--- DESCRIPTION OF THE TASK ---
State how many lines in these records contain the word "this", and nothing else.

--- EXERCISE DATA ---
>> Start

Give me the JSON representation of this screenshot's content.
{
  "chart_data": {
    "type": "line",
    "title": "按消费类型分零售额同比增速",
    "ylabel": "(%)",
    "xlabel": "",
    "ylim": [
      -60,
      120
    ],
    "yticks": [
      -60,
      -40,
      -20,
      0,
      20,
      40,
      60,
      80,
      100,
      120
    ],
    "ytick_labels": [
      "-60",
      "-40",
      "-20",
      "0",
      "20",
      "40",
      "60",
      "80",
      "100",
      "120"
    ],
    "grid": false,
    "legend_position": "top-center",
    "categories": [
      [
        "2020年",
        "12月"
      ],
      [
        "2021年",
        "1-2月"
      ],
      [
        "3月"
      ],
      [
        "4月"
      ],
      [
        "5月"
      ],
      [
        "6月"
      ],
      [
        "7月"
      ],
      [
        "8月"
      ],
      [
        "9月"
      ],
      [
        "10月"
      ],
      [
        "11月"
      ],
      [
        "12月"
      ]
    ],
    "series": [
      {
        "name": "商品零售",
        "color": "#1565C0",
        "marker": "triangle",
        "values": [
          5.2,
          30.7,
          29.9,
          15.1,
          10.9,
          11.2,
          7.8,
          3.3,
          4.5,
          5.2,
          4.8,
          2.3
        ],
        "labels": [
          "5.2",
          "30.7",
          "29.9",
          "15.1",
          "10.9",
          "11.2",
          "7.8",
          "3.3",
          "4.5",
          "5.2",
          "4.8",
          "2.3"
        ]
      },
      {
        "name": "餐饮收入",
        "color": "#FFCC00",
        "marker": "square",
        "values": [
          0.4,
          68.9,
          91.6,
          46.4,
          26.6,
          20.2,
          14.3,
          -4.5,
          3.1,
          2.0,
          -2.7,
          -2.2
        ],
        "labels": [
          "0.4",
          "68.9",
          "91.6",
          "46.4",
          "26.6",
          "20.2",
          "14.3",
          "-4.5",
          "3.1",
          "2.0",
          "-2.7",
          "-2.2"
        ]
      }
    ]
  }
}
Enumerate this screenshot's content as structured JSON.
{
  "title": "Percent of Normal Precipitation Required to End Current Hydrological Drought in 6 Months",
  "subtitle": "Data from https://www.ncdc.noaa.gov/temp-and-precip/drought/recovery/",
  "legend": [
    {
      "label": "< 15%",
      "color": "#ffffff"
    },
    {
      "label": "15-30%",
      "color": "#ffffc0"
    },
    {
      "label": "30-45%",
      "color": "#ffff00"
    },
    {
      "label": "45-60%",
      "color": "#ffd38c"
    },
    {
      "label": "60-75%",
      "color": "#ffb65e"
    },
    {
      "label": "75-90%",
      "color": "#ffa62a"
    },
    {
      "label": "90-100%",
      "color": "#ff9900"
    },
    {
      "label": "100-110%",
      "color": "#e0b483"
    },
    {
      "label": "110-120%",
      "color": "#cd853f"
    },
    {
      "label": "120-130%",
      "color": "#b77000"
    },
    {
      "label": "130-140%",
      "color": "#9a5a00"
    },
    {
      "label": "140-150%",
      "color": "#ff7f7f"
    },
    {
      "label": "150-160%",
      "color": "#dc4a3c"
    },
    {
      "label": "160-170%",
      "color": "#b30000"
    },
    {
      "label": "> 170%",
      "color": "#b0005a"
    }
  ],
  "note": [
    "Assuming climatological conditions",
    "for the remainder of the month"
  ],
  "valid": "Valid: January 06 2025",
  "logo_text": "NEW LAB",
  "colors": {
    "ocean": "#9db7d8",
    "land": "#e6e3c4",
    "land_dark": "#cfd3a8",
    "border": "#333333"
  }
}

>> End

--- FINISHED TASK ---
2